説明

空気/燃料を混合するための高せん断処理

エンジンにおける効率的な燃焼のための含気燃料を製造する方法における高せん断機械装置の使用である。ある場合には、当該方法はエンジンに導入する前に気体と液体燃料のエマルジョンを高せん断装置内で生成することを含む。含気燃料を製造するためのある車両システムは高せん断装置を備える。

【発明の詳細な説明】
【技術分野】
【0001】
連邦政府に支援された研究又は開発に関する記述
適用されない。
【0002】
本開示は一般に内燃機関に関する。より詳細には、本開示は内燃機関の稼動に関する。
【背景技術】
【0003】
オイル及びオイル留分に関する揮発性物質の市場は、消費者の燃料コストに影響を与える。そのようなコストの増加は、灯油、ガソリン、及び軽油のコストの上昇によって明らかになる。需要及び価格が上昇するにつれて、消費者は彼らの内燃機関よりも改善された効率を求める。エンジンの効率は燃費に関連するため、一般にエンジンの効率は、燃料中の全化学エネルギーと、運動エネルギーの形で燃料から抽出される利用可能なエネルギーとの比較を含む。エンジンの効率において最も基本的な考えは、熱力学サイクルによって規定される燃料からエネルギーを抽出するための熱力学的な限界である。最も総合的で経済的に重要な考えは、エンジンの経験的な燃費、例えば自動車用途における1ガロンあたりのマイル数である。
──────
■ **取り組む課題**:
A – 空気と燃料の混合に関する文書をもとに答えてください。
(i) 連邦政府に支援された研究又は開発に関する記述には、何と書かれていますか？
(ii) 本開示は一般に何に関するものですか？
(iii) エンジンの経験的な燃費の例として、自動車用途では何が挙げられていますか？
B – 空気と燃料の混合に関する文書のうち、「空気/燃料を混合するための高せん断処理」を含む語句で始まり「ロンあたりのマイル数である。」で終わる部分を、「内燃機関」を「燃焼機関」に修正したうえで示してください。
C – 空気と燃料の混合に関する文書を、最後の文の後から書き進めてください。
ここから続くエントリは、空気と燃料の混合に関する文書とは別個の資料です。
──────
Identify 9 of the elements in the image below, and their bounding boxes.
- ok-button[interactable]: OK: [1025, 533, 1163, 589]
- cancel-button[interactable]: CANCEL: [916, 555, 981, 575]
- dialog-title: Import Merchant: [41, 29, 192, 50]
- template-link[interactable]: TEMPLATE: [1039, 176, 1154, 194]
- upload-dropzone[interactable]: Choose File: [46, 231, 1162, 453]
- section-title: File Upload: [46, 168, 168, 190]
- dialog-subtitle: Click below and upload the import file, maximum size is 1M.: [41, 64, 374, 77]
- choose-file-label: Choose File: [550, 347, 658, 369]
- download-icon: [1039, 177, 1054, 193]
──────
■ **演習の解答**:
A –
(i) 適用されない。
(ii) 内燃機関。
(iii) 1ガロンあたりのマイル数。

B –
空気/燃料を混合するための高せん断処理

エンジンにおける効率的な燃焼のための含気燃料を製造する方法における高せん断機械装置の使用である。ある場合には、当該方法はエンジンに導入する前に気体と液体燃料のエマルジョンを高せん断装置内で生成することを含む。含気燃料を製造するためのある車両システムは高せん断装置を備える。

【発明の詳細な説明】
【技術分野】
【0001】
連邦政府に支援された研究又は開発に関する記述
適用されない。
【0002】
本開示は一般に燃焼機関に関する。より詳細には、本開示は燃焼機関の稼動に関する。
【背景技術】
【0003】
オイル及びオイル留分に関する揮発性物質の市場は、消費者の燃料コストに影響を与える。そのようなコストの増加は、灯油、ガソリン、及び軽油のコストの上昇によって明らかになる。需要及び価格が上昇するにつれて、消費者は彼らの燃焼機関よりも改善された効率を求める。エンジンの効率は燃費に関連するため、一般にエンジンの効率は、燃料中の全化学エネルギーと、運動エネルギーの形で燃料から抽出される利用可能なエネルギーとの比較を含む。エンジンの効率において最も基本的な考えは、熱力学サイクルによって規定される燃料からエネルギーを抽出するための熱力学的な限界である。最も総合的で経済的に重要な考えは、エンジンの経験的な燃費、例えば自動車用途における1ガロンあたりのマイル数である。

C –
【0004】
自動車において見られるような内燃機関は、燃焼室で燃料と酸化剤が混合されて燃やされるエンジンである。一般に、これらのエンジンは4ストロークのエンジンである。4ストロークサイクルは、吸気、圧縮、燃焼、及び排気ストロークを有する。燃焼反応は、熱と膨張することができる加圧ガスとを生じる。産出されたガスの膨張がエンジンの機械部品に作用することによって利用可能な動力を生むことができる。産出されたガスは、圧縮された燃料/酸化剤の混合物よりも多くの利用可能なエネルギーを有する。利用可能なエネルギーが取り出されると、動力に変換されなかった熱は廃熱として冷却システムによって除去される。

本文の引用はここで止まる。